§ **Set problem**:
Every record that follows must be duplicated exactly, with images left out.

+--

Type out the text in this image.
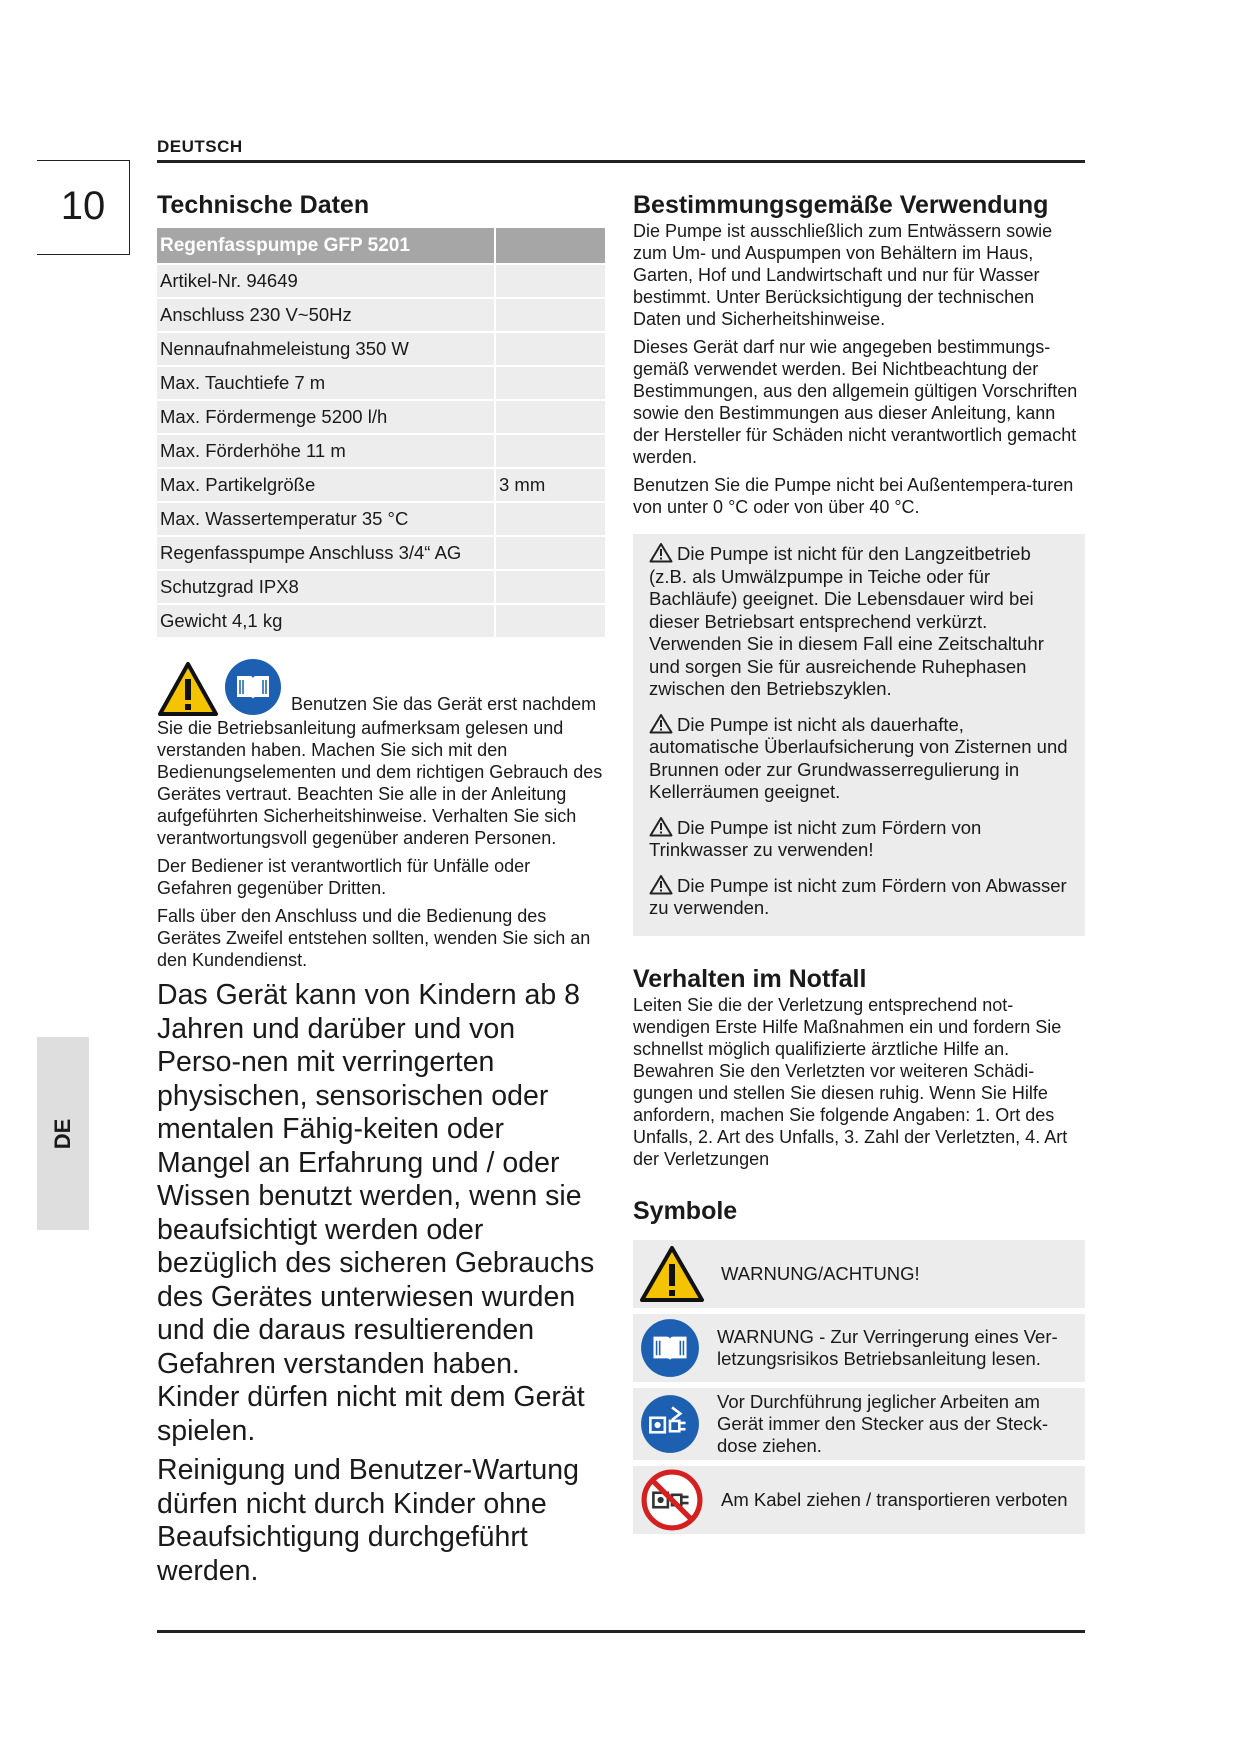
DEUTSCH
10
DE
Technische Daten
Regenfasspumpe GFP 5201	
Artikel-Nr. 94649	
Anschluss 230 V~50Hz	
Nennaufnahmeleistung 350 W	
Max. Tauchtiefe 7 m	
Max. Fördermenge 5200 l/h	
Max. Förderhöhe 11 m	
Max. Partikelgröße	3 mm
Max. Wassertemperatur 35 °C	
Regenfasspumpe Anschluss 3/4“ AG	
Schutzgrad IPX8	
Gewicht 4,1 kg	

Benutzen Sie das Gerät erst nachdem

Sie die Betriebsanleitung aufmerksam gelesen und verstanden haben. Machen Sie sich mit den Bedienungselementen und dem richtigen Gebrauch des Gerätes vertraut. Beachten Sie alle in der Anleitung aufgeführten Sicherheitshinweise. Verhalten Sie sich verantwortungsvoll gegenüber anderen Personen.

Der Bediener ist verantwortlich für Unfälle oder Gefahren gegenüber Dritten.

Falls über den Anschluss und die Bedienung des Gerätes Zweifel entstehen sollten, wenden Sie sich an den Kundendienst.

Das Gerät kann von Kindern ab 8 Jahren und darüber und von Perso-nen mit verringerten physischen, sensorischen oder mentalen Fähig-keiten oder Mangel an Erfahrung und / oder Wissen benutzt werden, wenn sie beaufsichtigt werden oder bezüglich des sicheren Gebrauchs des Gerätes unterwiesen wurden und die daraus resultierenden Gefahren verstanden haben. Kinder dürfen nicht mit dem Gerät spielen.

Reinigung und Benutzer-Wartung dürfen nicht durch Kinder ohne Beaufsichtigung durchgeführt werden.

Bestimmungsgemäße Verwendung

Die Pumpe ist ausschließlich zum Entwässern sowie zum Um- und Auspumpen von Behältern im Haus, Garten, Hof und Landwirtschaft und nur für Wasser bestimmt. Unter Berücksichtigung der technischen Daten und Sicherheitshinweise.

Dieses Gerät darf nur wie angegeben bestimmungs-gemäß verwendet werden. Bei Nichtbeachtung der Bestimmungen, aus den allgemein gültigen Vorschriften sowie den Bestimmungen aus dieser Anleitung, kann der Hersteller für Schäden nicht verantwortlich gemacht werden.

Benutzen Sie die Pumpe nicht bei Außentempera-turen von unter 0 °C oder von über 40 °C.

Die Pumpe ist nicht für den Langzeitbetrieb (z.B. als Umwälzpumpe in Teiche oder für Bachläufe) geeignet. Die Lebensdauer wird bei dieser Betriebsart entsprechend verkürzt. Verwenden Sie in diesem Fall eine Zeitschaltuhr und sorgen Sie für ausreichende Ruhephasen zwischen den Betriebszyklen.

Die Pumpe ist nicht als dauerhafte, automatische Überlaufsicherung von Zisternen und Brunnen oder zur Grundwasserregulierung in Kellerräumen geeignet.

Die Pumpe ist nicht zum Fördern von Trinkwasser zu verwenden!

Die Pumpe ist nicht zum Fördern von Abwasser zu verwenden.

Verhalten im Notfall

Leiten Sie die der Verletzung entsprechend not-wendigen Erste Hilfe Maßnahmen ein und fordern Sie schnellst möglich qualifizierte ärztliche Hilfe an. Bewahren Sie den Verletzten vor weiteren Schädi-gungen und stellen Sie diesen ruhig. Wenn Sie Hilfe anfordern, machen Sie folgende Angaben: 1. Ort des Unfalls, 2. Art des Unfalls, 3. Zahl der Verletzten, 4. Art der Verletzungen

Symbole
WARNUNG/ACHTUNG!
WARNUNG - Zur Verringerung eines Ver-letzungsrisikos Betriebsanleitung lesen.
Vor Durchführung jeglicher Arbeiten am Gerät immer den Stecker aus der Steck-dose ziehen.
Am Kabel ziehen / transportieren verboten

+--

§ **Result of the task**:
Type out the text in this image.
DEUTSCH
10
DE
Technische Daten
Regenfasspumpe GFP 5201	
Artikel-Nr. 94649	
Anschluss 230 V~50Hz	
Nennaufnahmeleistung 350 W	
Max. Tauchtiefe 7 m	
Max. Fördermenge 5200 l/h	
Max. Förderhöhe 11 m	
Max. Partikelgröße	3 mm
Max. Wassertemperatur 35 °C	
Regenfasspumpe Anschluss 3/4“ AG	
Schutzgrad IPX8	
Gewicht 4,1 kg	

Benutzen Sie das Gerät erst nachdem

Sie die Betriebsanleitung aufmerksam gelesen und verstanden haben. Machen Sie sich mit den Bedienungselementen und dem richtigen Gebrauch des Gerätes vertraut. Beachten Sie alle in der Anleitung aufgeführten Sicherheitshinweise. Verhalten Sie sich verantwortungsvoll gegenüber anderen Personen.

Der Bediener ist verantwortlich für Unfälle oder Gefahren gegenüber Dritten.

Falls über den Anschluss und die Bedienung des Gerätes Zweifel entstehen sollten, wenden Sie sich an den Kundendienst.

Das Gerät kann von Kindern ab 8 Jahren und darüber und von Perso-nen mit verringerten physischen, sensorischen oder mentalen Fähig-keiten oder Mangel an Erfahrung und / oder Wissen benutzt werden, wenn sie beaufsichtigt werden oder bezüglich des sicheren Gebrauchs des Gerätes unterwiesen wurden und die daraus resultierenden Gefahren verstanden haben. Kinder dürfen nicht mit dem Gerät spielen.

Reinigung und Benutzer-Wartung dürfen nicht durch Kinder ohne Beaufsichtigung durchgeführt werden.

Bestimmungsgemäße Verwendung

Die Pumpe ist ausschließlich zum Entwässern sowie zum Um- und Auspumpen von Behältern im Haus, Garten, Hof und Landwirtschaft und nur für Wasser bestimmt. Unter Berücksichtigung der technischen Daten und Sicherheitshinweise.

Dieses Gerät darf nur wie angegeben bestimmungs-gemäß verwendet werden. Bei Nichtbeachtung der Bestimmungen, aus den allgemein gültigen Vorschriften sowie den Bestimmungen aus dieser Anleitung, kann der Hersteller für Schäden nicht verantwortlich gemacht werden.

Benutzen Sie die Pumpe nicht bei Außentempera-turen von unter 0 °C oder von über 40 °C.

Die Pumpe ist nicht für den Langzeitbetrieb (z.B. als Umwälzpumpe in Teiche oder für Bachläufe) geeignet. Die Lebensdauer wird bei dieser Betriebsart entsprechend verkürzt. Verwenden Sie in diesem Fall eine Zeitschaltuhr und sorgen Sie für ausreichende Ruhephasen zwischen den Betriebszyklen.

Die Pumpe ist nicht als dauerhafte, automatische Überlaufsicherung von Zisternen und Brunnen oder zur Grundwasserregulierung in Kellerräumen geeignet.

Die Pumpe ist nicht zum Fördern von Trinkwasser zu verwenden!

Die Pumpe ist nicht zum Fördern von Abwasser zu verwenden.

Verhalten im Notfall

Leiten Sie die der Verletzung entsprechend not-wendigen Erste Hilfe Maßnahmen ein und fordern Sie schnellst möglich qualifizierte ärztliche Hilfe an. Bewahren Sie den Verletzten vor weiteren Schädi-gungen und stellen Sie diesen ruhig. Wenn Sie Hilfe anfordern, machen Sie folgende Angaben: 1. Ort des Unfalls, 2. Art des Unfalls, 3. Zahl der Verletzten, 4. Art der Verletzungen

Symbole
WARNUNG/ACHTUNG!
WARNUNG - Zur Verringerung eines Ver-letzungsrisikos Betriebsanleitung lesen.
Vor Durchführung jeglicher Arbeiten am Gerät immer den Stecker aus der Steck-dose ziehen.
Am Kabel ziehen / transportieren verboten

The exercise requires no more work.